■ WHAT IS NEEDED: Below is a listing; write it out exactly and drop any images from it.

■ RECORDS TO PROCESS:
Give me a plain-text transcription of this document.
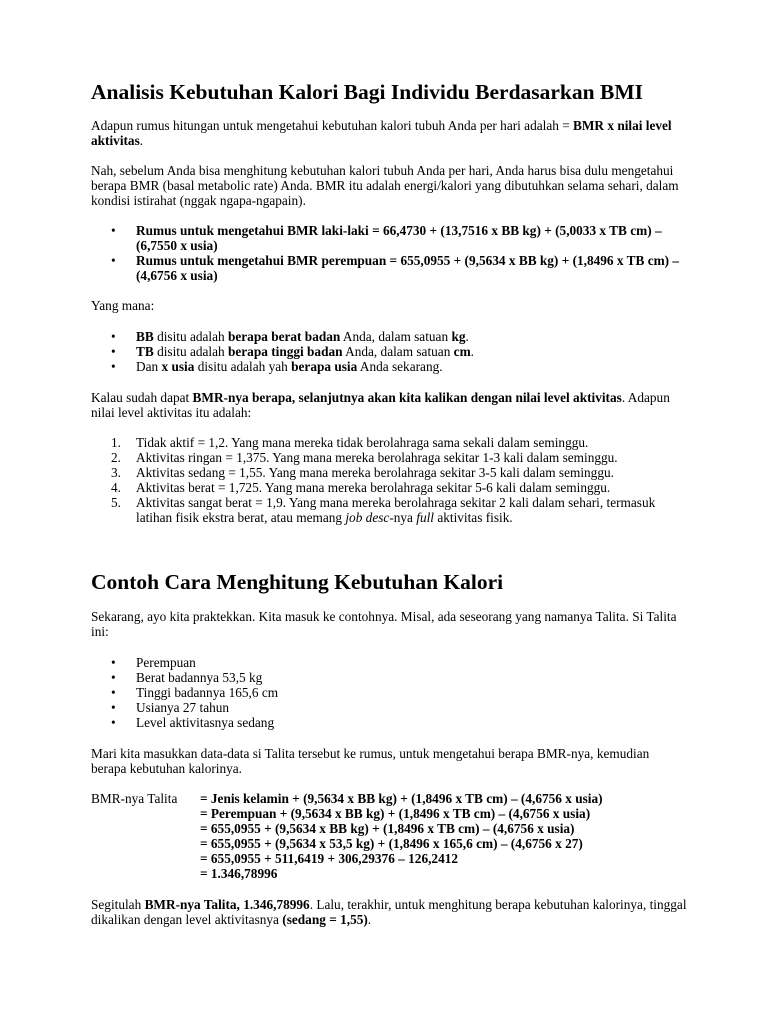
Analisis Kebutuhan Kalori Bagi Individu Berdasarkan BMI

Adapun rumus hitungan untuk mengetahui kebutuhan kalori tubuh Anda per hari adalah = BMR x nilai level aktivitas.

Nah, sebelum Anda bisa menghitung kebutuhan kalori tubuh Anda per hari, Anda harus bisa dulu mengetahui berapa BMR (basal metabolic rate) Anda. BMR itu adalah energi/kalori yang dibutuhkan selama sehari, dalam kondisi istirahat (nggak ngapa-ngapain).

• Rumus untuk mengetahui BMR laki-laki = 66,4730 + (13,7516 x BB kg) + (5,0033 x TB cm) – (6,7550 x usia)
• Rumus untuk mengetahui BMR perempuan = 655,0955 + (9,5634 x BB kg) + (1,8496 x TB cm) – (4,6756 x usia)

Yang mana:

• BB disitu adalah berapa berat badan Anda, dalam satuan kg.
• TB disitu adalah berapa tinggi badan Anda, dalam satuan cm.
• Dan x usia disitu adalah yah berapa usia Anda sekarang.

Kalau sudah dapat BMR-nya berapa, selanjutnya akan kita kalikan dengan nilai level aktivitas. Adapun nilai level aktivitas itu adalah:

1. Tidak aktif = 1,2. Yang mana mereka tidak berolahraga sama sekali dalam seminggu.
2. Aktivitas ringan = 1,375. Yang mana mereka berolahraga sekitar 1-3 kali dalam seminggu.
3. Aktivitas sedang = 1,55. Yang mana mereka berolahraga sekitar 3-5 kali dalam seminggu.
4. Aktivitas berat = 1,725. Yang mana mereka berolahraga sekitar 5-6 kali dalam seminggu.
5. Aktivitas sangat berat = 1,9. Yang mana mereka berolahraga sekitar 2 kali dalam sehari, termasuk latihan fisik ekstra berat, atau memang job desc-nya full aktivitas fisik.
Contoh Cara Menghitung Kebutuhan Kalori

Sekarang, ayo kita praktekkan. Kita masuk ke contohnya. Misal, ada seseorang yang namanya Talita. Si Talita ini:

• Perempuan
• Berat badannya 53,5 kg
• Tinggi badannya 165,6 cm
• Usianya 27 tahun
• Level aktivitasnya sedang

Mari kita masukkan data-data si Talita tersebut ke rumus, untuk mengetahui berapa BMR-nya, kemudian berapa kebutuhan kalorinya.

BMR-nya Talita = Jenis kelamin + (9,5634 x BB kg) + (1,8496 x TB cm) – (4,6756 x usia)
= Perempuan + (9,5634 x BB kg) + (1,8496 x TB cm) – (4,6756 x usia)
= 655,0955 + (9,5634 x BB kg) + (1,8496 x TB cm) – (4,6756 x usia)
= 655,0955 + (9,5634 x 53,5 kg) + (1,8496 x 165,6 cm) – (4,6756 x 27)
= 655,0955 + 511,6419 + 306,29376 – 126,2412
= 1.346,78996

Segitulah BMR-nya Talita, 1.346,78996. Lalu, terakhir, untuk menghitung berapa kebutuhan kalorinya, tinggal dikalikan dengan level aktivitasnya (sedang = 1,55).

■ FINAL ANSWER:
Give me a plain-text transcription of this document.
Analisis Kebutuhan Kalori Bagi Individu Berdasarkan BMI

Adapun rumus hitungan untuk mengetahui kebutuhan kalori tubuh Anda per hari adalah = BMR x nilai level aktivitas.

Nah, sebelum Anda bisa menghitung kebutuhan kalori tubuh Anda per hari, Anda harus bisa dulu mengetahui berapa BMR (basal metabolic rate) Anda. BMR itu adalah energi/kalori yang dibutuhkan selama sehari, dalam kondisi istirahat (nggak ngapa-ngapain).

• Rumus untuk mengetahui BMR laki-laki = 66,4730 + (13,7516 x BB kg) + (5,0033 x TB cm) – (6,7550 x usia)
• Rumus untuk mengetahui BMR perempuan = 655,0955 + (9,5634 x BB kg) + (1,8496 x TB cm) – (4,6756 x usia)

Yang mana:

• BB disitu adalah berapa berat badan Anda, dalam satuan kg.
• TB disitu adalah berapa tinggi badan Anda, dalam satuan cm.
• Dan x usia disitu adalah yah berapa usia Anda sekarang.

Kalau sudah dapat BMR-nya berapa, selanjutnya akan kita kalikan dengan nilai level aktivitas. Adapun nilai level aktivitas itu adalah:

1. Tidak aktif = 1,2. Yang mana mereka tidak berolahraga sama sekali dalam seminggu.
2. Aktivitas ringan = 1,375. Yang mana mereka berolahraga sekitar 1-3 kali dalam seminggu.
3. Aktivitas sedang = 1,55. Yang mana mereka berolahraga sekitar 3-5 kali dalam seminggu.
4. Aktivitas berat = 1,725. Yang mana mereka berolahraga sekitar 5-6 kali dalam seminggu.
5. Aktivitas sangat berat = 1,9. Yang mana mereka berolahraga sekitar 2 kali dalam sehari, termasuk latihan fisik ekstra berat, atau memang job desc-nya full aktivitas fisik.
Contoh Cara Menghitung Kebutuhan Kalori

Sekarang, ayo kita praktekkan. Kita masuk ke contohnya. Misal, ada seseorang yang namanya Talita. Si Talita ini:

• Perempuan
• Berat badannya 53,5 kg
• Tinggi badannya 165,6 cm
• Usianya 27 tahun
• Level aktivitasnya sedang

Mari kita masukkan data-data si Talita tersebut ke rumus, untuk mengetahui berapa BMR-nya, kemudian berapa kebutuhan kalorinya.

BMR-nya Talita = Jenis kelamin + (9,5634 x BB kg) + (1,8496 x TB cm) – (4,6756 x usia)
= Perempuan + (9,5634 x BB kg) + (1,8496 x TB cm) – (4,6756 x usia)
= 655,0955 + (9,5634 x BB kg) + (1,8496 x TB cm) – (4,6756 x usia)
= 655,0955 + (9,5634 x 53,5 kg) + (1,8496 x 165,6 cm) – (4,6756 x 27)
= 655,0955 + 511,6419 + 306,29376 – 126,2412
= 1.346,78996

Segitulah BMR-nya Talita, 1.346,78996. Lalu, terakhir, untuk menghitung berapa kebutuhan kalorinya, tinggal dikalikan dengan level aktivitasnya (sedang = 1,55).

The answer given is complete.